WORK INSTRUCTIONS:
Which lines below hold the word "quae"? Report each one.

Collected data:
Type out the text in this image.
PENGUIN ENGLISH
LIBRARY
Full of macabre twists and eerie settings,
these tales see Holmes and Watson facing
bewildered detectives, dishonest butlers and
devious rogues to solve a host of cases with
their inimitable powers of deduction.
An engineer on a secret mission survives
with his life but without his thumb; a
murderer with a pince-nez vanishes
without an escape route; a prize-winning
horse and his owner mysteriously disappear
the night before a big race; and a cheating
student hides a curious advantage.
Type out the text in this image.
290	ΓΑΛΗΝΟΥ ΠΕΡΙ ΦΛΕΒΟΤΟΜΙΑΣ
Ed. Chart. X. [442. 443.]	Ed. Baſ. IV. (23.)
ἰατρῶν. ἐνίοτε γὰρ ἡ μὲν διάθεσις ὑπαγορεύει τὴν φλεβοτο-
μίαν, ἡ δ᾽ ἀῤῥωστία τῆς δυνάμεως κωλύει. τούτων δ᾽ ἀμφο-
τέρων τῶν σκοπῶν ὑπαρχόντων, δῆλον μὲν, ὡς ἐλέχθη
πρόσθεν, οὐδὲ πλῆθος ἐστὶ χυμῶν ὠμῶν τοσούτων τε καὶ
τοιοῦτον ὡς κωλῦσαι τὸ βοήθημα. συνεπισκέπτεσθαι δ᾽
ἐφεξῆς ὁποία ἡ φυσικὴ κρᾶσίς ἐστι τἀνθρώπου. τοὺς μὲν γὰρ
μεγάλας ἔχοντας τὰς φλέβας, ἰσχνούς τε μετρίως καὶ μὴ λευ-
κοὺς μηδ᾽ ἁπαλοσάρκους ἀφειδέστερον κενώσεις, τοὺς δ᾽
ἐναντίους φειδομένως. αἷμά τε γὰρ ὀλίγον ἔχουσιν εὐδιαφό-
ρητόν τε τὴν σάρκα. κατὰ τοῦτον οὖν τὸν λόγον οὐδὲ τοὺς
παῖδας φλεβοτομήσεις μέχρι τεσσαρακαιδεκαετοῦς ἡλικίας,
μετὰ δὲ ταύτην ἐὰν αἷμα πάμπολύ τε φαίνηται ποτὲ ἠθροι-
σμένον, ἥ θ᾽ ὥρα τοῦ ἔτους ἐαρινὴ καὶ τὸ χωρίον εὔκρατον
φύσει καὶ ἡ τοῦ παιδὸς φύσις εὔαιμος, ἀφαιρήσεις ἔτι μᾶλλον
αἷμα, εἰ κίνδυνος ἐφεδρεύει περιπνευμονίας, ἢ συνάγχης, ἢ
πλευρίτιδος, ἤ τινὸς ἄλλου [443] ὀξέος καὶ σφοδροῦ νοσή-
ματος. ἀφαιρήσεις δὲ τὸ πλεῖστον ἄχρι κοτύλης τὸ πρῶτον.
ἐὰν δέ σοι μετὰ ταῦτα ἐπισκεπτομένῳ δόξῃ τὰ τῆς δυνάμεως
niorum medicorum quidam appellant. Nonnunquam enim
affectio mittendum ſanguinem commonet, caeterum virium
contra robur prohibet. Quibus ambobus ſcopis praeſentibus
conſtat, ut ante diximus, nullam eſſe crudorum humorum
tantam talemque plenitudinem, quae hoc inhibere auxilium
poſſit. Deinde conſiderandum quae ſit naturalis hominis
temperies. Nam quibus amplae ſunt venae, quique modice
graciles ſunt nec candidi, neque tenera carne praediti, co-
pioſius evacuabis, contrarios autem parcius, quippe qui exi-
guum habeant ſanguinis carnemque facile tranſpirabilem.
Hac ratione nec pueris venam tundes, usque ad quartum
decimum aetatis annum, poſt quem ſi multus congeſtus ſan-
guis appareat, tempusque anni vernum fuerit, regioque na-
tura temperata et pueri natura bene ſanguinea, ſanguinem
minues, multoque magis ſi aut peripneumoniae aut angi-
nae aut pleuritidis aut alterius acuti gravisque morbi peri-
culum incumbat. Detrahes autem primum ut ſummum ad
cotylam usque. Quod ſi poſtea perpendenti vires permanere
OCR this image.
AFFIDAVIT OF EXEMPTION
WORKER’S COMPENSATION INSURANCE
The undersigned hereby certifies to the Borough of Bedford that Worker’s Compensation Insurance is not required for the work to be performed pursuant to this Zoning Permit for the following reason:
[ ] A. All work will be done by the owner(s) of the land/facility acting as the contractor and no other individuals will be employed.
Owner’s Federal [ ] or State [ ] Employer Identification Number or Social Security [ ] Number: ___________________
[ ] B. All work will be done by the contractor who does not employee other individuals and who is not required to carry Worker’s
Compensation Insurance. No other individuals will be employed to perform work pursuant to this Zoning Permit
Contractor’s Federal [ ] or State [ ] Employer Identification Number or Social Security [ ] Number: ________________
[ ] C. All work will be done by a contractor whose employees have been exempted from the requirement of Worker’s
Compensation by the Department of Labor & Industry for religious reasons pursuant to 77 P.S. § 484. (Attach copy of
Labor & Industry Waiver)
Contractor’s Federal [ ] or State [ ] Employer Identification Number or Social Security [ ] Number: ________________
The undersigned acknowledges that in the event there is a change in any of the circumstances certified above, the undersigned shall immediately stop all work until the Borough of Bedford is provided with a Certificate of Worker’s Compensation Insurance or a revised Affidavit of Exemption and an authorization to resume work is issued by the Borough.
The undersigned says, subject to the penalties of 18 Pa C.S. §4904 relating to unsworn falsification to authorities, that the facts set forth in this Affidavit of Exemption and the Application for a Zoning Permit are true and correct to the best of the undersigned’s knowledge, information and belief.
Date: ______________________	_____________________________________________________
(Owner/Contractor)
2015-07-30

EXERCISE OUTPUT:
tantam talemque plenitudinem, quae hoc inhibere auxilium
poſſit. Deinde conſiderandum quae ſit naturalis hominis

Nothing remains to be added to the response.